━━━━━ Material supplied

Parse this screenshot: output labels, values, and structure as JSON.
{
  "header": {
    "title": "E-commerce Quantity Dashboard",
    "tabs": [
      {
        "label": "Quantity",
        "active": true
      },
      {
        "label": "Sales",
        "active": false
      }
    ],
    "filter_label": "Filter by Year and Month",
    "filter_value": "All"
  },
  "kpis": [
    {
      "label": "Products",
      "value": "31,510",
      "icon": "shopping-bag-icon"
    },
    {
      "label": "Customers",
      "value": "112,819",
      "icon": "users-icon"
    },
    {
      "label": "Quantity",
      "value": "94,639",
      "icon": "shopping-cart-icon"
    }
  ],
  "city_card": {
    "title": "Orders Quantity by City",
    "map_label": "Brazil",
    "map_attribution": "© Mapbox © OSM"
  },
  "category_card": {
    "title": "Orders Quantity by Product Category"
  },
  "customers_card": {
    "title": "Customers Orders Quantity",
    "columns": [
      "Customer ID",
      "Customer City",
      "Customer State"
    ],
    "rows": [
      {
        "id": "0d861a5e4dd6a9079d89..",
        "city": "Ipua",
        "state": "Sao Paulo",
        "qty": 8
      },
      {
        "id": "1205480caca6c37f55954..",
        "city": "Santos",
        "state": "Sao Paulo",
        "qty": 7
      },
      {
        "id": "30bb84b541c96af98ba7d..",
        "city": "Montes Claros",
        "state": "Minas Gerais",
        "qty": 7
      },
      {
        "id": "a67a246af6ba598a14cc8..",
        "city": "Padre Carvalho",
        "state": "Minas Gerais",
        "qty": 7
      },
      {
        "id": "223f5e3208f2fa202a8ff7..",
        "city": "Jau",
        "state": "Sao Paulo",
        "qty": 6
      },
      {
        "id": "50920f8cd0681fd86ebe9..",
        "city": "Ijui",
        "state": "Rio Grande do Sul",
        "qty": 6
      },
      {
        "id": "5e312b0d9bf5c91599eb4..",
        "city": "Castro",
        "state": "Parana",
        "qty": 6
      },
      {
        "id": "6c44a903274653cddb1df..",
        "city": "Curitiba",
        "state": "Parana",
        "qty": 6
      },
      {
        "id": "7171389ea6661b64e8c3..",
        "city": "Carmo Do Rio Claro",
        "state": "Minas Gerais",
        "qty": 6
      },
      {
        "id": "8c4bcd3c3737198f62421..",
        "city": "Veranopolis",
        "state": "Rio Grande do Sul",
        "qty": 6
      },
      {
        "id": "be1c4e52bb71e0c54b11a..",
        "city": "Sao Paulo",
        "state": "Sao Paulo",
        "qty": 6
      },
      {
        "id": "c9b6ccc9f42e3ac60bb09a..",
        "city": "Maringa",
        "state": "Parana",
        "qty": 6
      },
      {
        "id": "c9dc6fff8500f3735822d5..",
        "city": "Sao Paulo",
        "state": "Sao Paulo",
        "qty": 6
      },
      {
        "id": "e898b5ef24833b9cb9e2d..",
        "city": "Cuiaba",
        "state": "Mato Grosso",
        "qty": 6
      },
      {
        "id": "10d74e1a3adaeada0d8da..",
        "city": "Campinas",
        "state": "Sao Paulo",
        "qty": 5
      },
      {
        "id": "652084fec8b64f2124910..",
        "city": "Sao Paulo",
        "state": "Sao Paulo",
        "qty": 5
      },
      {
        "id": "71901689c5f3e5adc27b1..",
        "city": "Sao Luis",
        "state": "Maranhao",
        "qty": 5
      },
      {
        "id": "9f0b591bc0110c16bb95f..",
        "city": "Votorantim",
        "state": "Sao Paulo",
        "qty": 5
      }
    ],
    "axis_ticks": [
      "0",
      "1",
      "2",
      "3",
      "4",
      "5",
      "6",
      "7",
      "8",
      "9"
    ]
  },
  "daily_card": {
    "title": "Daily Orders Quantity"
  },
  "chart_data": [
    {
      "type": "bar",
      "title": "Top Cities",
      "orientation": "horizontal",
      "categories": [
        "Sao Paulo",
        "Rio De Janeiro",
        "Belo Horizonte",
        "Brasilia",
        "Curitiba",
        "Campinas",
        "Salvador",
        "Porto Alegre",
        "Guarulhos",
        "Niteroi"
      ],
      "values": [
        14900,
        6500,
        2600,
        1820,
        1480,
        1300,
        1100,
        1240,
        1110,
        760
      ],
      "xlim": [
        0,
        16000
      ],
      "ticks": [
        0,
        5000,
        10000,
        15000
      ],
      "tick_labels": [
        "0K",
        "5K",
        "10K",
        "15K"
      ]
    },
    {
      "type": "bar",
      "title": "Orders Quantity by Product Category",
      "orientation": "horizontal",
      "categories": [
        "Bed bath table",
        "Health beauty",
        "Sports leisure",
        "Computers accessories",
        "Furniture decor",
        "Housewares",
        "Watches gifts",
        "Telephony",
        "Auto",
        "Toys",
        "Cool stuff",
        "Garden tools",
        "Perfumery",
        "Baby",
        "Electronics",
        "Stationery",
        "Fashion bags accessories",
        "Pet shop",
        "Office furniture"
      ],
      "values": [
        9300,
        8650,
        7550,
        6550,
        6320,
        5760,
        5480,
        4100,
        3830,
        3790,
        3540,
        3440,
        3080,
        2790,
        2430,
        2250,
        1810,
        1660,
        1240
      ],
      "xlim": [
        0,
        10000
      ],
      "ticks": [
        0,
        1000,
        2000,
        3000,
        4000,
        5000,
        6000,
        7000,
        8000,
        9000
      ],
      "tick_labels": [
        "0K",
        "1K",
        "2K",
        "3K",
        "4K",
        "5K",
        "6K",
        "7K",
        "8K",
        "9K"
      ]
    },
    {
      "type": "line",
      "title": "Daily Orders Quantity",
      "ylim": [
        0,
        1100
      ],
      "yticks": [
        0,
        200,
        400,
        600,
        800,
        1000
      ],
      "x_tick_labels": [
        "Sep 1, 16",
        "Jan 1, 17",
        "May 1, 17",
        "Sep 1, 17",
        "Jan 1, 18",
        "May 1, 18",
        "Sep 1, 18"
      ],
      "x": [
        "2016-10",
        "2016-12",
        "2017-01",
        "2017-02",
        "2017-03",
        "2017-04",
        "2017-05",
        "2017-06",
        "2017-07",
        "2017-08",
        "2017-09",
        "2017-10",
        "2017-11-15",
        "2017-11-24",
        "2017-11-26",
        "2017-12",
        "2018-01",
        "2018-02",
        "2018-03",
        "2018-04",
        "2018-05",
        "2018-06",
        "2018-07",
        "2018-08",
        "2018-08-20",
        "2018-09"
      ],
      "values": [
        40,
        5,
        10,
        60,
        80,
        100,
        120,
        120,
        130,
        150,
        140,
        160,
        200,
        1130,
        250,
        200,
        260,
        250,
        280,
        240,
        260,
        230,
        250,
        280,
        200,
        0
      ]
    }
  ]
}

━━━━━━━━━━

Requirements – Copy out all of the data exactly, leaving nothing out.

The answer –
Parse this screenshot: output labels, values, and structure as JSON.
{
  "header": {
    "title": "E-commerce Quantity Dashboard",
    "tabs": [
      {
        "label": "Quantity",
        "active": true
      },
      {
        "label": "Sales",
        "active": false
      }
    ],
    "filter_label": "Filter by Year and Month",
    "filter_value": "All"
  },
  "kpis": [
    {
      "label": "Products",
      "value": "31,510",
      "icon": "shopping-bag-icon"
    },
    {
      "label": "Customers",
      "value": "112,819",
      "icon": "users-icon"
    },
    {
      "label": "Quantity",
      "value": "94,639",
      "icon": "shopping-cart-icon"
    }
  ],
  "city_card": {
    "title": "Orders Quantity by City",
    "map_label": "Brazil",
    "map_attribution": "© Mapbox © OSM"
  },
  "category_card": {
    "title": "Orders Quantity by Product Category"
  },
  "customers_card": {
    "title": "Customers Orders Quantity",
    "columns": [
      "Customer ID",
      "Customer City",
      "Customer State"
    ],
    "rows": [
      {
        "id": "0d861a5e4dd6a9079d89..",
        "city": "Ipua",
        "state": "Sao Paulo",
        "qty": 8
      },
      {
        "id": "1205480caca6c37f55954..",
        "city": "Santos",
        "state": "Sao Paulo",
        "qty": 7
      },
      {
        "id": "30bb84b541c96af98ba7d..",
        "city": "Montes Claros",
        "state": "Minas Gerais",
        "qty": 7
      },
      {
        "id": "a67a246af6ba598a14cc8..",
        "city": "Padre Carvalho",
        "state": "Minas Gerais",
        "qty": 7
      },
      {
        "id": "223f5e3208f2fa202a8ff7..",
        "city": "Jau",
        "state": "Sao Paulo",
        "qty": 6
      },
      {
        "id": "50920f8cd0681fd86ebe9..",
        "city": "Ijui",
        "state": "Rio Grande do Sul",
        "qty": 6
      },
      {
        "id": "5e312b0d9bf5c91599eb4..",
        "city": "Castro",
        "state": "Parana",
        "qty": 6
      },
      {
        "id": "6c44a903274653cddb1df..",
        "city": "Curitiba",
        "state": "Parana",
        "qty": 6
      },
      {
        "id": "7171389ea6661b64e8c3..",
        "city": "Carmo Do Rio Claro",
        "state": "Minas Gerais",
        "qty": 6
      },
      {
        "id": "8c4bcd3c3737198f62421..",
        "city": "Veranopolis",
        "state": "Rio Grande do Sul",
        "qty": 6
      },
      {
        "id": "be1c4e52bb71e0c54b11a..",
        "city": "Sao Paulo",
        "state": "Sao Paulo",
        "qty": 6
      },
      {
        "id": "c9b6ccc9f42e3ac60bb09a..",
        "city": "Maringa",
        "state": "Parana",
        "qty": 6
      },
      {
        "id": "c9dc6fff8500f3735822d5..",
        "city": "Sao Paulo",
        "state": "Sao Paulo",
        "qty": 6
      },
      {
        "id": "e898b5ef24833b9cb9e2d..",
        "city": "Cuiaba",
        "state": "Mato Grosso",
        "qty": 6
      },
      {
        "id": "10d74e1a3adaeada0d8da..",
        "city": "Campinas",
        "state": "Sao Paulo",
        "qty": 5
      },
      {
        "id": "652084fec8b64f2124910..",
        "city": "Sao Paulo",
        "state": "Sao Paulo",
        "qty": 5
      },
      {
        "id": "71901689c5f3e5adc27b1..",
        "city": "Sao Luis",
        "state": "Maranhao",
        "qty": 5
      },
      {
        "id": "9f0b591bc0110c16bb95f..",
        "city": "Votorantim",
        "state": "Sao Paulo",
        "qty": 5
      }
    ],
    "axis_ticks": [
      "0",
      "1",
      "2",
      "3",
      "4",
      "5",
      "6",
      "7",
      "8",
      "9"
    ]
  },
  "daily_card": {
    "title": "Daily Orders Quantity"
  },
  "chart_data": [
    {
      "type": "bar",
      "title": "Top Cities",
      "orientation": "horizontal",
      "categories": [
        "Sao Paulo",
        "Rio De Janeiro",
        "Belo Horizonte",
        "Brasilia",
        "Curitiba",
        "Campinas",
        "Salvador",
        "Porto Alegre",
        "Guarulhos",
        "Niteroi"
      ],
      "values": [
        14900,
        6500,
        2600,
        1820,
        1480,
        1300,
        1100,
        1240,
        1110,
        760
      ],
      "xlim": [
        0,
        16000
      ],
      "ticks": [
        0,
        5000,
        10000,
        15000
      ],
      "tick_labels": [
        "0K",
        "5K",
        "10K",
        "15K"
      ]
    },
    {
      "type": "bar",
      "title": "Orders Quantity by Product Category",
      "orientation": "horizontal",
      "categories": [
        "Bed bath table",
        "Health beauty",
        "Sports leisure",
        "Computers accessories",
        "Furniture decor",
        "Housewares",
        "Watches gifts",
        "Telephony",
        "Auto",
        "Toys",
        "Cool stuff",
        "Garden tools",
        "Perfumery",
        "Baby",
        "Electronics",
        "Stationery",
        "Fashion bags accessories",
        "Pet shop",
        "Office furniture"
      ],
      "values": [
        9300,
        8650,
        7550,
        6550,
        6320,
        5760,
        5480,
        4100,
        3830,
        3790,
        3540,
        3440,
        3080,
        2790,
        2430,
        2250,
        1810,
        1660,
        1240
      ],
      "xlim": [
        0,
        10000
      ],
      "ticks": [
        0,
        1000,
        2000,
        3000,
        4000,
        5000,
        6000,
        7000,
        8000,
        9000
      ],
      "tick_labels": [
        "0K",
        "1K",
        "2K",
        "3K",
        "4K",
        "5K",
        "6K",
        "7K",
        "8K",
        "9K"
      ]
    },
    {
      "type": "line",
      "title": "Daily Orders Quantity",
      "ylim": [
        0,
        1100
      ],
      "yticks": [
        0,
        200,
        400,
        600,
        800,
        1000
      ],
      "x_tick_labels": [
        "Sep 1, 16",
        "Jan 1, 17",
        "May 1, 17",
        "Sep 1, 17",
        "Jan 1, 18",
        "May 1, 18",
        "Sep 1, 18"
      ],
      "x": [
        "2016-10",
        "2016-12",
        "2017-01",
        "2017-02",
        "2017-03",
        "2017-04",
        "2017-05",
        "2017-06",
        "2017-07",
        "2017-08",
        "2017-09",
        "2017-10",
        "2017-11-15",
        "2017-11-24",
        "2017-11-26",
        "2017-12",
        "2018-01",
        "2018-02",
        "2018-03",
        "2018-04",
        "2018-05",
        "2018-06",
        "2018-07",
        "2018-08",
        "2018-08-20",
        "2018-09"
      ],
      "values": [
        40,
        5,
        10,
        60,
        80,
        100,
        120,
        120,
        130,
        150,
        140,
        160,
        200,
        1130,
        250,
        200,
        260,
        250,
        280,
        240,
        260,
        230,
        250,
        280,
        200,
        0
      ]
    }
  ]
}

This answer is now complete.